What the task requires:
Restate the whole listing exactly.

Task material:

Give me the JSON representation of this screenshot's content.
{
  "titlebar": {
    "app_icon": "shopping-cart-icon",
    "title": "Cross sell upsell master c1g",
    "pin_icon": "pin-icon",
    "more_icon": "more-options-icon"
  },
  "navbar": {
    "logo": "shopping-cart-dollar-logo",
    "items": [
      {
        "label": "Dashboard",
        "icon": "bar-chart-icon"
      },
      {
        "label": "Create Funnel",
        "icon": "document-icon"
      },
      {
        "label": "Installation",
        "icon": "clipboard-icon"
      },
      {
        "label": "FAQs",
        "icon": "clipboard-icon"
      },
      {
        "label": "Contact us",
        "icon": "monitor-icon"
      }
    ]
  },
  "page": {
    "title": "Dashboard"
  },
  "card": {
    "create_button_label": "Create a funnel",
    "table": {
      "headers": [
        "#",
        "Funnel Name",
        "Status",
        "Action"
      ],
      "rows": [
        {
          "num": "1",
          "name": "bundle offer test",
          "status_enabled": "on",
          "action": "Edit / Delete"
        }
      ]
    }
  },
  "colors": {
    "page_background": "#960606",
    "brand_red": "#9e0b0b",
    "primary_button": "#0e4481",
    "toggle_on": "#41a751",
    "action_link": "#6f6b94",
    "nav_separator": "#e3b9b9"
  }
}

Completed exercise:
Give me the JSON representation of this screenshot's content.
{
  "titlebar": {
    "app_icon": "shopping-cart-icon",
    "title": "Cross sell upsell master c1g",
    "pin_icon": "pin-icon",
    "more_icon": "more-options-icon"
  },
  "navbar": {
    "logo": "shopping-cart-dollar-logo",
    "items": [
      {
        "label": "Dashboard",
        "icon": "bar-chart-icon"
      },
      {
        "label": "Create Funnel",
        "icon": "document-icon"
      },
      {
        "label": "Installation",
        "icon": "clipboard-icon"
      },
      {
        "label": "FAQs",
        "icon": "clipboard-icon"
      },
      {
        "label": "Contact us",
        "icon": "monitor-icon"
      }
    ]
  },
  "page": {
    "title": "Dashboard"
  },
  "card": {
    "create_button_label": "Create a funnel",
    "table": {
      "headers": [
        "#",
        "Funnel Name",
        "Status",
        "Action"
      ],
      "rows": [
        {
          "num": "1",
          "name": "bundle offer test",
          "status_enabled": "on",
          "action": "Edit / Delete"
        }
      ]
    }
  },
  "colors": {
    "page_background": "#960606",
    "brand_red": "#9e0b0b",
    "primary_button": "#0e4481",
    "toggle_on": "#41a751",
    "action_link": "#6f6b94",
    "nav_separator": "#e3b9b9"
  }
}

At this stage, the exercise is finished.